→ **Instruction**: Print all of the data exactly.

→ **Items from a dataset**:
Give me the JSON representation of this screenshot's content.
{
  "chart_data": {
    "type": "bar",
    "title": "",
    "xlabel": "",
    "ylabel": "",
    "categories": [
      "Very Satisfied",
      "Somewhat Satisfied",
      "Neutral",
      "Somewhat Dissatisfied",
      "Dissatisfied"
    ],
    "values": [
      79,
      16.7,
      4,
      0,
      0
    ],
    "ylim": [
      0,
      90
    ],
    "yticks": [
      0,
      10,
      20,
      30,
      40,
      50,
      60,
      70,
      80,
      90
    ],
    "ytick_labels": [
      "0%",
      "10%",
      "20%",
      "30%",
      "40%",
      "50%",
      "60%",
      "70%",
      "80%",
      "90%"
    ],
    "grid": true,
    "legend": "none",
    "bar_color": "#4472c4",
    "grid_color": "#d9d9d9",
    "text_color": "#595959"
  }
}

→ **Result for this exercise**:
Give me the JSON representation of this screenshot's content.
{
  "chart_data": {
    "type": "bar",
    "title": "",
    "xlabel": "",
    "ylabel": "",
    "categories": [
      "Very Satisfied",
      "Somewhat Satisfied",
      "Neutral",
      "Somewhat Dissatisfied",
      "Dissatisfied"
    ],
    "values": [
      79,
      16.7,
      4,
      0,
      0
    ],
    "ylim": [
      0,
      90
    ],
    "yticks": [
      0,
      10,
      20,
      30,
      40,
      50,
      60,
      70,
      80,
      90
    ],
    "ytick_labels": [
      "0%",
      "10%",
      "20%",
      "30%",
      "40%",
      "50%",
      "60%",
      "70%",
      "80%",
      "90%"
    ],
    "grid": true,
    "legend": "none",
    "bar_color": "#4472c4",
    "grid_color": "#d9d9d9",
    "text_color": "#595959"
  }
}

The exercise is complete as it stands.